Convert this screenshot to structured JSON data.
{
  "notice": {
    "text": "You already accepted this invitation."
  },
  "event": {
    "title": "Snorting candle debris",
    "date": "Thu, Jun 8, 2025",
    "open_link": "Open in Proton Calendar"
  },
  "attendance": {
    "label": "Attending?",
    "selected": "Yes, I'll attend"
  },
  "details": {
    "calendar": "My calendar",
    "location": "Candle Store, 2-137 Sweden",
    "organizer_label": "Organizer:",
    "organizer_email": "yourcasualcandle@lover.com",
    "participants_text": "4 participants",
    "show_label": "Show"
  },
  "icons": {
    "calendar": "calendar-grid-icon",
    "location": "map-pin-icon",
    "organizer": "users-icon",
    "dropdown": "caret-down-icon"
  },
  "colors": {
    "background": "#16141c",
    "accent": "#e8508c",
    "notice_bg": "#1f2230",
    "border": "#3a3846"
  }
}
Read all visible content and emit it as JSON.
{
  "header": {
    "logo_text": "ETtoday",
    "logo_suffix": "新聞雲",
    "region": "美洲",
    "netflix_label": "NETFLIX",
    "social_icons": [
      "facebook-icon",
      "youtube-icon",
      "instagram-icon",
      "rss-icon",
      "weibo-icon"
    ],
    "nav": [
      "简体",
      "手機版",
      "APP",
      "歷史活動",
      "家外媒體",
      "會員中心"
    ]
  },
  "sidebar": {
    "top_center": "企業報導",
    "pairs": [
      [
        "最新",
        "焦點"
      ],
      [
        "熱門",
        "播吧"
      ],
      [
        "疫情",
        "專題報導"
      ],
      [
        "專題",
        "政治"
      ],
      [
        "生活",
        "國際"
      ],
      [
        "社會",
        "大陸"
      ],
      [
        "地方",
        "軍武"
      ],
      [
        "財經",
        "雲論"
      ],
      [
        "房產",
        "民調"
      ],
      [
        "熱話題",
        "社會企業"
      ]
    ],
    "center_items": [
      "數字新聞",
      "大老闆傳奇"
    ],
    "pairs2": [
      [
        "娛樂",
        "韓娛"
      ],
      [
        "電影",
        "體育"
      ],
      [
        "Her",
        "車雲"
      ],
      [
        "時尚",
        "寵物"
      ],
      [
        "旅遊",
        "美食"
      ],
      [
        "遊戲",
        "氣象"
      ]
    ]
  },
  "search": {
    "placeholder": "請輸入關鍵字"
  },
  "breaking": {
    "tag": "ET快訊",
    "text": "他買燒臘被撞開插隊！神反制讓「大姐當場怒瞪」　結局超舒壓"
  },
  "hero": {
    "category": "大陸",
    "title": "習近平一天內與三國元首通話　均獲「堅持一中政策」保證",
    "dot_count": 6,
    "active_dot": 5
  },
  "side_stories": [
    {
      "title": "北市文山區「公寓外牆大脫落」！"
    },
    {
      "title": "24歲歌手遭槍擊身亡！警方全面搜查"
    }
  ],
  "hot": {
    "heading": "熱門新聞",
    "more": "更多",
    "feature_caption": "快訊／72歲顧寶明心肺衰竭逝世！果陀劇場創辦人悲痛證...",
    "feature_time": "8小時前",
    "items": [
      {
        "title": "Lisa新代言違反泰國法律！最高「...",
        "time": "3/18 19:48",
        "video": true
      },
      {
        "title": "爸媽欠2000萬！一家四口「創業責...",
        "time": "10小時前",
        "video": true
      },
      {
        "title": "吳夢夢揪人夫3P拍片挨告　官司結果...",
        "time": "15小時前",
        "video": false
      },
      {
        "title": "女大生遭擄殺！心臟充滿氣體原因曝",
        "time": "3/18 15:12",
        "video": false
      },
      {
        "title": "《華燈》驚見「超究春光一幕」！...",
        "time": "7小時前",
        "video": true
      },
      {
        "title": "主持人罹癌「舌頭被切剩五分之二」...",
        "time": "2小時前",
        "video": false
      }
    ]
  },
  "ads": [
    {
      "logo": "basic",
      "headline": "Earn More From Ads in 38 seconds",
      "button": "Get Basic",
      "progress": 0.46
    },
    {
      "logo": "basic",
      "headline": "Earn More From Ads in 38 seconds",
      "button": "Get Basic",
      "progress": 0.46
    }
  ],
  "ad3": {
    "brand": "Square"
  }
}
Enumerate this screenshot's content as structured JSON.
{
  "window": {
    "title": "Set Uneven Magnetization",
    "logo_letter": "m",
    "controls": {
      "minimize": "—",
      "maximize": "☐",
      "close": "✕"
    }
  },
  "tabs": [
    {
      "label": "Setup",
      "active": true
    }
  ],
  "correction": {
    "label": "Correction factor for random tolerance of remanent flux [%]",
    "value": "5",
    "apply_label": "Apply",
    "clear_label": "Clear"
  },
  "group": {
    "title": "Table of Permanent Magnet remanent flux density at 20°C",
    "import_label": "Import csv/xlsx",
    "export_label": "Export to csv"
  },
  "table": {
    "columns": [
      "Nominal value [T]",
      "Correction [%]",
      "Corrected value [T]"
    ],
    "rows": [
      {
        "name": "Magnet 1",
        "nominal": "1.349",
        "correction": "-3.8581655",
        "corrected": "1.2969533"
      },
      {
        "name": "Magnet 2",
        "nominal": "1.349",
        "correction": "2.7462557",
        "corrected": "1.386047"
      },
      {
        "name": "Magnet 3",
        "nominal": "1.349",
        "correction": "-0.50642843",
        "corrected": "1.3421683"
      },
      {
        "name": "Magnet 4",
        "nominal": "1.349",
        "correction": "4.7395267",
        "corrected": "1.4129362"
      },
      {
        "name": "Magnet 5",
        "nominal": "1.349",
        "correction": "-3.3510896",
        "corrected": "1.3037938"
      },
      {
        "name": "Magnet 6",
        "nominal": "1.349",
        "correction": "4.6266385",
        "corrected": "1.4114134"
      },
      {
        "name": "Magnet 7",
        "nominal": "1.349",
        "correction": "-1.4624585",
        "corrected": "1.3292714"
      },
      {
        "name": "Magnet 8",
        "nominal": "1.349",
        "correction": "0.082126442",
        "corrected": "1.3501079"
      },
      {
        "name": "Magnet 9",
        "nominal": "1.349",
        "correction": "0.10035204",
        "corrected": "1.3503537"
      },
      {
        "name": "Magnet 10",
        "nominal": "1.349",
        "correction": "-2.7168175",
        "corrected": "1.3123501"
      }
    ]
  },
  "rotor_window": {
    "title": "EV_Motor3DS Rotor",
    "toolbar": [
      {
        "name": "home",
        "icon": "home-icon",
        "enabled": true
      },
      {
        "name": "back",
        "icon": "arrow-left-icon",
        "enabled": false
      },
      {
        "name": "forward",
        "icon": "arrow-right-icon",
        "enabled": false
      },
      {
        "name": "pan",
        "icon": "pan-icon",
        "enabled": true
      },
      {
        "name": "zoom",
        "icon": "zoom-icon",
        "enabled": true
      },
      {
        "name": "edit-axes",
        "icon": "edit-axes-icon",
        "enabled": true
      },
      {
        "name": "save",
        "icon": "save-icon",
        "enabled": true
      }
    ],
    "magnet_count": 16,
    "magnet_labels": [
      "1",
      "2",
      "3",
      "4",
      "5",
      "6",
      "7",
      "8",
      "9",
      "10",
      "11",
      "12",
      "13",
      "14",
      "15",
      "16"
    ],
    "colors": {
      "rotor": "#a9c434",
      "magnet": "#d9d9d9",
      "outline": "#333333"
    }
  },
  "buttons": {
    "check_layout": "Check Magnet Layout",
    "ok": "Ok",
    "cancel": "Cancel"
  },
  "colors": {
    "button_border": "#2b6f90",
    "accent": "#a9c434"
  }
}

---*---

Exercise prompt → Give back all the records exactly as they stand.

Answer in full →
Convert this screenshot to structured JSON data.
{
  "notice": {
    "text": "You already accepted this invitation."
  },
  "event": {
    "title": "Snorting candle debris",
    "date": "Thu, Jun 8, 2025",
    "open_link": "Open in Proton Calendar"
  },
  "attendance": {
    "label": "Attending?",
    "selected": "Yes, I'll attend"
  },
  "details": {
    "calendar": "My calendar",
    "location": "Candle Store, 2-137 Sweden",
    "organizer_label": "Organizer:",
    "organizer_email": "yourcasualcandle@lover.com",
    "participants_text": "4 participants",
    "show_label": "Show"
  },
  "icons": {
    "calendar": "calendar-grid-icon",
    "location": "map-pin-icon",
    "organizer": "users-icon",
    "dropdown": "caret-down-icon"
  },
  "colors": {
    "background": "#16141c",
    "accent": "#e8508c",
    "notice_bg": "#1f2230",
    "border": "#3a3846"
  }
}
Read all visible content and emit it as JSON.
{
  "header": {
    "logo_text": "ETtoday",
    "logo_suffix": "新聞雲",
    "region": "美洲",
    "netflix_label": "NETFLIX",
    "social_icons": [
      "facebook-icon",
      "youtube-icon",
      "instagram-icon",
      "rss-icon",
      "weibo-icon"
    ],
    "nav": [
      "简体",
      "手機版",
      "APP",
      "歷史活動",
      "家外媒體",
      "會員中心"
    ]
  },
  "sidebar": {
    "top_center": "企業報導",
    "pairs": [
      [
        "最新",
        "焦點"
      ],
      [
        "熱門",
        "播吧"
      ],
      [
        "疫情",
        "專題報導"
      ],
      [
        "專題",
        "政治"
      ],
      [
        "生活",
        "國際"
      ],
      [
        "社會",
        "大陸"
      ],
      [
        "地方",
        "軍武"
      ],
      [
        "財經",
        "雲論"
      ],
      [
        "房產",
        "民調"
      ],
      [
        "熱話題",
        "社會企業"
      ]
    ],
    "center_items": [
      "數字新聞",
      "大老闆傳奇"
    ],
    "pairs2": [
      [
        "娛樂",
        "韓娛"
      ],
      [
        "電影",
        "體育"
      ],
      [
        "Her",
        "車雲"
      ],
      [
        "時尚",
        "寵物"
      ],
      [
        "旅遊",
        "美食"
      ],
      [
        "遊戲",
        "氣象"
      ]
    ]
  },
  "search": {
    "placeholder": "請輸入關鍵字"
  },
  "breaking": {
    "tag": "ET快訊",
    "text": "他買燒臘被撞開插隊！神反制讓「大姐當場怒瞪」　結局超舒壓"
  },
  "hero": {
    "category": "大陸",
    "title": "習近平一天內與三國元首通話　均獲「堅持一中政策」保證",
    "dot_count": 6,
    "active_dot": 5
  },
  "side_stories": [
    {
      "title": "北市文山區「公寓外牆大脫落」！"
    },
    {
      "title": "24歲歌手遭槍擊身亡！警方全面搜查"
    }
  ],
  "hot": {
    "heading": "熱門新聞",
    "more": "更多",
    "feature_caption": "快訊／72歲顧寶明心肺衰竭逝世！果陀劇場創辦人悲痛證...",
    "feature_time": "8小時前",
    "items": [
      {
        "title": "Lisa新代言違反泰國法律！最高「...",
        "time": "3/18 19:48",
        "video": true
      },
      {
        "title": "爸媽欠2000萬！一家四口「創業責...",
        "time": "10小時前",
        "video": true
      },
      {
        "title": "吳夢夢揪人夫3P拍片挨告　官司結果...",
        "time": "15小時前",
        "video": false
      },
      {
        "title": "女大生遭擄殺！心臟充滿氣體原因曝",
        "time": "3/18 15:12",
        "video": false
      },
      {
        "title": "《華燈》驚見「超究春光一幕」！...",
        "time": "7小時前",
        "video": true
      },
      {
        "title": "主持人罹癌「舌頭被切剩五分之二」...",
        "time": "2小時前",
        "video": false
      }
    ]
  },
  "ads": [
    {
      "logo": "basic",
      "headline": "Earn More From Ads in 38 seconds",
      "button": "Get Basic",
      "progress": 0.46
    },
    {
      "logo": "basic",
      "headline": "Earn More From Ads in 38 seconds",
      "button": "Get Basic",
      "progress": 0.46
    }
  ],
  "ad3": {
    "brand": "Square"
  }
}
Enumerate this screenshot's content as structured JSON.
{
  "window": {
    "title": "Set Uneven Magnetization",
    "logo_letter": "m",
    "controls": {
      "minimize": "—",
      "maximize": "☐",
      "close": "✕"
    }
  },
  "tabs": [
    {
      "label": "Setup",
      "active": true
    }
  ],
  "correction": {
    "label": "Correction factor for random tolerance of remanent flux [%]",
    "value": "5",
    "apply_label": "Apply",
    "clear_label": "Clear"
  },
  "group": {
    "title": "Table of Permanent Magnet remanent flux density at 20°C",
    "import_label": "Import csv/xlsx",
    "export_label": "Export to csv"
  },
  "table": {
    "columns": [
      "Nominal value [T]",
      "Correction [%]",
      "Corrected value [T]"
    ],
    "rows": [
      {
        "name": "Magnet 1",
        "nominal": "1.349",
        "correction": "-3.8581655",
        "corrected": "1.2969533"
      },
      {
        "name": "Magnet 2",
        "nominal": "1.349",
        "correction": "2.7462557",
        "corrected": "1.386047"
      },
      {
        "name": "Magnet 3",
        "nominal": "1.349",
        "correction": "-0.50642843",
        "corrected": "1.3421683"
      },
      {
        "name": "Magnet 4",
        "nominal": "1.349",
        "correction": "4.7395267",
        "corrected": "1.4129362"
      },
      {
        "name": "Magnet 5",
        "nominal": "1.349",
        "correction": "-3.3510896",
        "corrected": "1.3037938"
      },
      {
        "name": "Magnet 6",
        "nominal": "1.349",
        "correction": "4.6266385",
        "corrected": "1.4114134"
      },
      {
        "name": "Magnet 7",
        "nominal": "1.349",
        "correction": "-1.4624585",
        "corrected": "1.3292714"
      },
      {
        "name": "Magnet 8",
        "nominal": "1.349",
        "correction": "0.082126442",
        "corrected": "1.3501079"
      },
      {
        "name": "Magnet 9",
        "nominal": "1.349",
        "correction": "0.10035204",
        "corrected": "1.3503537"
      },
      {
        "name": "Magnet 10",
        "nominal": "1.349",
        "correction": "-2.7168175",
        "corrected": "1.3123501"
      }
    ]
  },
  "rotor_window": {
    "title": "EV_Motor3DS Rotor",
    "toolbar": [
      {
        "name": "home",
        "icon": "home-icon",
        "enabled": true
      },
      {
        "name": "back",
        "icon": "arrow-left-icon",
        "enabled": false
      },
      {
        "name": "forward",
        "icon": "arrow-right-icon",
        "enabled": false
      },
      {
        "name": "pan",
        "icon": "pan-icon",
        "enabled": true
      },
      {
        "name": "zoom",
        "icon": "zoom-icon",
        "enabled": true
      },
      {
        "name": "edit-axes",
        "icon": "edit-axes-icon",
        "enabled": true
      },
      {
        "name": "save",
        "icon": "save-icon",
        "enabled": true
      }
    ],
    "magnet_count": 16,
    "magnet_labels": [
      "1",
      "2",
      "3",
      "4",
      "5",
      "6",
      "7",
      "8",
      "9",
      "10",
      "11",
      "12",
      "13",
      "14",
      "15",
      "16"
    ],
    "colors": {
      "rotor": "#a9c434",
      "magnet": "#d9d9d9",
      "outline": "#333333"
    }
  },
  "buttons": {
    "check_layout": "Check Magnet Layout",
    "ok": "Ok",
    "cancel": "Cancel"
  },
  "colors": {
    "button_border": "#2b6f90",
    "accent": "#a9c434"
  }
}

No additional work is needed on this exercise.